[What is being asked] Copy the data precisely, keeping every character.

===== Data for this task =====

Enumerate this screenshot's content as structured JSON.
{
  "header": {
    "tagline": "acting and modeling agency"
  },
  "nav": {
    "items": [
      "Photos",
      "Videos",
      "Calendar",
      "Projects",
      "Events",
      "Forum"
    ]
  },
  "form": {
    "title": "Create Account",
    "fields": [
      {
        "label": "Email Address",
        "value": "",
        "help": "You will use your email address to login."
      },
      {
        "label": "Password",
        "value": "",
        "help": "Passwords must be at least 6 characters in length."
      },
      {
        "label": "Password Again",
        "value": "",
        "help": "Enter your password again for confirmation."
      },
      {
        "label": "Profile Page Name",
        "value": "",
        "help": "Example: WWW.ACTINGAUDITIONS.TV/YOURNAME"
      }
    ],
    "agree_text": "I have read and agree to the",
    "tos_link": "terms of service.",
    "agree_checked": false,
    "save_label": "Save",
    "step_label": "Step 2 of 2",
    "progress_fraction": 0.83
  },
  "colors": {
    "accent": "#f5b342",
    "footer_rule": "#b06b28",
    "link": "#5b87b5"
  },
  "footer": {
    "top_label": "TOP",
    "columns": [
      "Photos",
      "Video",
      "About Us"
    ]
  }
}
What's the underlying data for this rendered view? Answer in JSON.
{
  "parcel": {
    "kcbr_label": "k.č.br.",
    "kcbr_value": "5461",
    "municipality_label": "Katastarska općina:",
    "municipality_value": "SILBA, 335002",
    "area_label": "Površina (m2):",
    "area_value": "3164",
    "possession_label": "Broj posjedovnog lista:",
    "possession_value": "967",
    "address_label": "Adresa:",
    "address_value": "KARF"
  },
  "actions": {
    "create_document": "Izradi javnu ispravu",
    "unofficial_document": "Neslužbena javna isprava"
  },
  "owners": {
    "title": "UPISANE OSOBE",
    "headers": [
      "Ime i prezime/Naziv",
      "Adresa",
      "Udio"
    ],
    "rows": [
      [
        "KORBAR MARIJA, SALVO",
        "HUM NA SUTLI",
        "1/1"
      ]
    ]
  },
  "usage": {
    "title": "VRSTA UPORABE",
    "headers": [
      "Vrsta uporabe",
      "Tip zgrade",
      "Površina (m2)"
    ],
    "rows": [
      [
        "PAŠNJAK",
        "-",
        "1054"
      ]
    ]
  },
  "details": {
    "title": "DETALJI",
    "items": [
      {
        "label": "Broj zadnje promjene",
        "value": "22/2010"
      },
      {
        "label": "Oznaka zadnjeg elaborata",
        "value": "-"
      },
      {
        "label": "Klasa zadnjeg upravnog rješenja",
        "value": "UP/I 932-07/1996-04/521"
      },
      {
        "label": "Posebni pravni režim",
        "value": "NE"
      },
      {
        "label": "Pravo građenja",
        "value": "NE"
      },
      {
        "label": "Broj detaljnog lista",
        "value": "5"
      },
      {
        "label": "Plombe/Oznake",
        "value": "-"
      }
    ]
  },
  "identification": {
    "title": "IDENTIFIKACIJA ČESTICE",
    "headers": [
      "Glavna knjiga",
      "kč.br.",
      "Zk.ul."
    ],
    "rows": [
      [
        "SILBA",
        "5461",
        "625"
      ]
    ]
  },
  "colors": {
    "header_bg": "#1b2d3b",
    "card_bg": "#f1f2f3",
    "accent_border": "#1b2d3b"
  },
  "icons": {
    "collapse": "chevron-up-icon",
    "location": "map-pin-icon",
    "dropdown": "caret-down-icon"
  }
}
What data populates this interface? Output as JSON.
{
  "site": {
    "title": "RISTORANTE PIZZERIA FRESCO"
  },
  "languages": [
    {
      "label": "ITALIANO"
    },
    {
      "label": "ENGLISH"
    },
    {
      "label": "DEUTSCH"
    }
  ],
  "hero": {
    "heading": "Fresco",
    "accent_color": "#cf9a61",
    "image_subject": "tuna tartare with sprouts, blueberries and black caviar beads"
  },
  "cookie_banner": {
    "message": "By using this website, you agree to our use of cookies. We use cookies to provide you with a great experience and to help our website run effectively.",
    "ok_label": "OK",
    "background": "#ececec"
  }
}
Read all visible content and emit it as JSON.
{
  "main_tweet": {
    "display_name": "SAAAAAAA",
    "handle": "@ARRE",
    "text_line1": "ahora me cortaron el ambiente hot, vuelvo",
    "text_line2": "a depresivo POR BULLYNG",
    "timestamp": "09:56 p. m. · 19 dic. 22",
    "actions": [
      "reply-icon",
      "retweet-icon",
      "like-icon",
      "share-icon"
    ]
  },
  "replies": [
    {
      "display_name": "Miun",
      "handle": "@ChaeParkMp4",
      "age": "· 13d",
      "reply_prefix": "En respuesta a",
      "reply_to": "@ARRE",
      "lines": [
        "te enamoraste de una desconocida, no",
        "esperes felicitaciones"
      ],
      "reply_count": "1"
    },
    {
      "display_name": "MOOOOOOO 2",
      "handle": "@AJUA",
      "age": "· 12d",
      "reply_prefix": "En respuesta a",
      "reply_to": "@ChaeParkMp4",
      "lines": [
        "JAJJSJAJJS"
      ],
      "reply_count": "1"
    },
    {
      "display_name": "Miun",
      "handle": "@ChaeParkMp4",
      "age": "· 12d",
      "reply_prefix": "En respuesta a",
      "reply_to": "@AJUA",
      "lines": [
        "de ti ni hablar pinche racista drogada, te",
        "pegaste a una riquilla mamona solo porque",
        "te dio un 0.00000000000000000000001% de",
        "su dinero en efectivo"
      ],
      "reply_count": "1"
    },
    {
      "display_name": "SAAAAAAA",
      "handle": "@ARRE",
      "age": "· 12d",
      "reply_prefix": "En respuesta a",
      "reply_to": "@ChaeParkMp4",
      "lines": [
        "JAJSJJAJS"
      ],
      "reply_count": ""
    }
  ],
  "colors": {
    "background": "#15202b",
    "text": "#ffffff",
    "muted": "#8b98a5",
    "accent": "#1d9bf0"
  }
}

=====

[Expected answer]
Enumerate this screenshot's content as structured JSON.
{
  "header": {
    "tagline": "acting and modeling agency"
  },
  "nav": {
    "items": [
      "Photos",
      "Videos",
      "Calendar",
      "Projects",
      "Events",
      "Forum"
    ]
  },
  "form": {
    "title": "Create Account",
    "fields": [
      {
        "label": "Email Address",
        "value": "",
        "help": "You will use your email address to login."
      },
      {
        "label": "Password",
        "value": "",
        "help": "Passwords must be at least 6 characters in length."
      },
      {
        "label": "Password Again",
        "value": "",
        "help": "Enter your password again for confirmation."
      },
      {
        "label": "Profile Page Name",
        "value": "",
        "help": "Example: WWW.ACTINGAUDITIONS.TV/YOURNAME"
      }
    ],
    "agree_text": "I have read and agree to the",
    "tos_link": "terms of service.",
    "agree_checked": false,
    "save_label": "Save",
    "step_label": "Step 2 of 2",
    "progress_fraction": 0.83
  },
  "colors": {
    "accent": "#f5b342",
    "footer_rule": "#b06b28",
    "link": "#5b87b5"
  },
  "footer": {
    "top_label": "TOP",
    "columns": [
      "Photos",
      "Video",
      "About Us"
    ]
  }
}
What's the underlying data for this rendered view? Answer in JSON.
{
  "parcel": {
    "kcbr_label": "k.č.br.",
    "kcbr_value": "5461",
    "municipality_label": "Katastarska općina:",
    "municipality_value": "SILBA, 335002",
    "area_label": "Površina (m2):",
    "area_value": "3164",
    "possession_label": "Broj posjedovnog lista:",
    "possession_value": "967",
    "address_label": "Adresa:",
    "address_value": "KARF"
  },
  "actions": {
    "create_document": "Izradi javnu ispravu",
    "unofficial_document": "Neslužbena javna isprava"
  },
  "owners": {
    "title": "UPISANE OSOBE",
    "headers": [
      "Ime i prezime/Naziv",
      "Adresa",
      "Udio"
    ],
    "rows": [
      [
        "KORBAR MARIJA, SALVO",
        "HUM NA SUTLI",
        "1/1"
      ]
    ]
  },
  "usage": {
    "title": "VRSTA UPORABE",
    "headers": [
      "Vrsta uporabe",
      "Tip zgrade",
      "Površina (m2)"
    ],
    "rows": [
      [
        "PAŠNJAK",
        "-",
        "1054"
      ]
    ]
  },
  "details": {
    "title": "DETALJI",
    "items": [
      {
        "label": "Broj zadnje promjene",
        "value": "22/2010"
      },
      {
        "label": "Oznaka zadnjeg elaborata",
        "value": "-"
      },
      {
        "label": "Klasa zadnjeg upravnog rješenja",
        "value": "UP/I 932-07/1996-04/521"
      },
      {
        "label": "Posebni pravni režim",
        "value": "NE"
      },
      {
        "label": "Pravo građenja",
        "value": "NE"
      },
      {
        "label": "Broj detaljnog lista",
        "value": "5"
      },
      {
        "label": "Plombe/Oznake",
        "value": "-"
      }
    ]
  },
  "identification": {
    "title": "IDENTIFIKACIJA ČESTICE",
    "headers": [
      "Glavna knjiga",
      "kč.br.",
      "Zk.ul."
    ],
    "rows": [
      [
        "SILBA",
        "5461",
        "625"
      ]
    ]
  },
  "colors": {
    "header_bg": "#1b2d3b",
    "card_bg": "#f1f2f3",
    "accent_border": "#1b2d3b"
  },
  "icons": {
    "collapse": "chevron-up-icon",
    "location": "map-pin-icon",
    "dropdown": "caret-down-icon"
  }
}
What data populates this interface? Output as JSON.
{
  "site": {
    "title": "RISTORANTE PIZZERIA FRESCO"
  },
  "languages": [
    {
      "label": "ITALIANO"
    },
    {
      "label": "ENGLISH"
    },
    {
      "label": "DEUTSCH"
    }
  ],
  "hero": {
    "heading": "Fresco",
    "accent_color": "#cf9a61",
    "image_subject": "tuna tartare with sprouts, blueberries and black caviar beads"
  },
  "cookie_banner": {
    "message": "By using this website, you agree to our use of cookies. We use cookies to provide you with a great experience and to help our website run effectively.",
    "ok_label": "OK",
    "background": "#ececec"
  }
}
Read all visible content and emit it as JSON.
{
  "main_tweet": {
    "display_name": "SAAAAAAA",
    "handle": "@ARRE",
    "text_line1": "ahora me cortaron el ambiente hot, vuelvo",
    "text_line2": "a depresivo POR BULLYNG",
    "timestamp": "09:56 p. m. · 19 dic. 22",
    "actions": [
      "reply-icon",
      "retweet-icon",
      "like-icon",
      "share-icon"
    ]
  },
  "replies": [
    {
      "display_name": "Miun",
      "handle": "@ChaeParkMp4",
      "age": "· 13d",
      "reply_prefix": "En respuesta a",
      "reply_to": "@ARRE",
      "lines": [
        "te enamoraste de una desconocida, no",
        "esperes felicitaciones"
      ],
      "reply_count": "1"
    },
    {
      "display_name": "MOOOOOOO 2",
      "handle": "@AJUA",
      "age": "· 12d",
      "reply_prefix": "En respuesta a",
      "reply_to": "@ChaeParkMp4",
      "lines": [
        "JAJJSJAJJS"
      ],
      "reply_count": "1"
    },
    {
      "display_name": "Miun",
      "handle": "@ChaeParkMp4",
      "age": "· 12d",
      "reply_prefix": "En respuesta a",
      "reply_to": "@AJUA",
      "lines": [
        "de ti ni hablar pinche racista drogada, te",
        "pegaste a una riquilla mamona solo porque",
        "te dio un 0.00000000000000000000001% de",
        "su dinero en efectivo"
      ],
      "reply_count": "1"
    },
    {
      "display_name": "SAAAAAAA",
      "handle": "@ARRE",
      "age": "· 12d",
      "reply_prefix": "En respuesta a",
      "reply_to": "@ChaeParkMp4",
      "lines": [
        "JAJSJJAJS"
      ],
      "reply_count": ""
    }
  ],
  "colors": {
    "background": "#15202b",
    "text": "#ffffff",
    "muted": "#8b98a5",
    "accent": "#1d9bf0"
  }
}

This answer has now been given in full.